REQUIRED TASK:
Each entry must be reproduced precisely as it stands.

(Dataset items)

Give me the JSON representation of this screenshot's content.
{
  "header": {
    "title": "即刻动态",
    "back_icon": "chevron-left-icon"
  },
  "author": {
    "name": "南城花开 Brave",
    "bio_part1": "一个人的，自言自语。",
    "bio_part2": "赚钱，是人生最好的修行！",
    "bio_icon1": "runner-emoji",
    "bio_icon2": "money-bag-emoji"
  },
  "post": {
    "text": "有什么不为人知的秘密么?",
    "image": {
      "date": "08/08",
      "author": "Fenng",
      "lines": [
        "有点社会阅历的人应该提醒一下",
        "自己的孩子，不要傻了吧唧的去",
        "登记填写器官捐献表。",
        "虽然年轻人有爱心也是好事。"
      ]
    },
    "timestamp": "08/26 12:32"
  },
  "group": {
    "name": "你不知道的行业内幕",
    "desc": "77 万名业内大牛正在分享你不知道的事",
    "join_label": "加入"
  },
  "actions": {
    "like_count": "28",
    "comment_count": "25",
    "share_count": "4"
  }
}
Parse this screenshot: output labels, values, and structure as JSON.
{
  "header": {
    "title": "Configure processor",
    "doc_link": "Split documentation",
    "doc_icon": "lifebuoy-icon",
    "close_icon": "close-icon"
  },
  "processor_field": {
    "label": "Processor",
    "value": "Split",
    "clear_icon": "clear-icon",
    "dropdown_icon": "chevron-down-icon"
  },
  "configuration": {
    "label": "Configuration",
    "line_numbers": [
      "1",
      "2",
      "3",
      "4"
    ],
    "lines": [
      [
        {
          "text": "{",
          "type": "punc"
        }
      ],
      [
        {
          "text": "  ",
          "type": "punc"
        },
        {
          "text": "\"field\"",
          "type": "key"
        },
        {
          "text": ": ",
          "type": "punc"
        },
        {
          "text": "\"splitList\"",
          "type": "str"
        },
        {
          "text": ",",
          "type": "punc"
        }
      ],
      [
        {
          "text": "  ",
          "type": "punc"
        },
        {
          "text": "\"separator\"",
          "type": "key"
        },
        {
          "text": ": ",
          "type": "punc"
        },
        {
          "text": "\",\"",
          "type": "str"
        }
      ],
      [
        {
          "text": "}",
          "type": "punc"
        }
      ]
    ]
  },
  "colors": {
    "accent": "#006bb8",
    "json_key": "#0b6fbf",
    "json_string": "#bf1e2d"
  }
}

WORKED ANSWER:
Give me the JSON representation of this screenshot's content.
{
  "header": {
    "title": "即刻动态",
    "back_icon": "chevron-left-icon"
  },
  "author": {
    "name": "南城花开 Brave",
    "bio_part1": "一个人的，自言自语。",
    "bio_part2": "赚钱，是人生最好的修行！",
    "bio_icon1": "runner-emoji",
    "bio_icon2": "money-bag-emoji"
  },
  "post": {
    "text": "有什么不为人知的秘密么?",
    "image": {
      "date": "08/08",
      "author": "Fenng",
      "lines": [
        "有点社会阅历的人应该提醒一下",
        "自己的孩子，不要傻了吧唧的去",
        "登记填写器官捐献表。",
        "虽然年轻人有爱心也是好事。"
      ]
    },
    "timestamp": "08/26 12:32"
  },
  "group": {
    "name": "你不知道的行业内幕",
    "desc": "77 万名业内大牛正在分享你不知道的事",
    "join_label": "加入"
  },
  "actions": {
    "like_count": "28",
    "comment_count": "25",
    "share_count": "4"
  }
}
Parse this screenshot: output labels, values, and structure as JSON.
{
  "header": {
    "title": "Configure processor",
    "doc_link": "Split documentation",
    "doc_icon": "lifebuoy-icon",
    "close_icon": "close-icon"
  },
  "processor_field": {
    "label": "Processor",
    "value": "Split",
    "clear_icon": "clear-icon",
    "dropdown_icon": "chevron-down-icon"
  },
  "configuration": {
    "label": "Configuration",
    "line_numbers": [
      "1",
      "2",
      "3",
      "4"
    ],
    "lines": [
      [
        {
          "text": "{",
          "type": "punc"
        }
      ],
      [
        {
          "text": "  ",
          "type": "punc"
        },
        {
          "text": "\"field\"",
          "type": "key"
        },
        {
          "text": ": ",
          "type": "punc"
        },
        {
          "text": "\"splitList\"",
          "type": "str"
        },
        {
          "text": ",",
          "type": "punc"
        }
      ],
      [
        {
          "text": "  ",
          "type": "punc"
        },
        {
          "text": "\"separator\"",
          "type": "key"
        },
        {
          "text": ": ",
          "type": "punc"
        },
        {
          "text": "\",\"",
          "type": "str"
        }
      ],
      [
        {
          "text": "}",
          "type": "punc"
        }
      ]
    ]
  },
  "colors": {
    "accent": "#006bb8",
    "json_key": "#0b6fbf",
    "json_string": "#bf1e2d"
  }
}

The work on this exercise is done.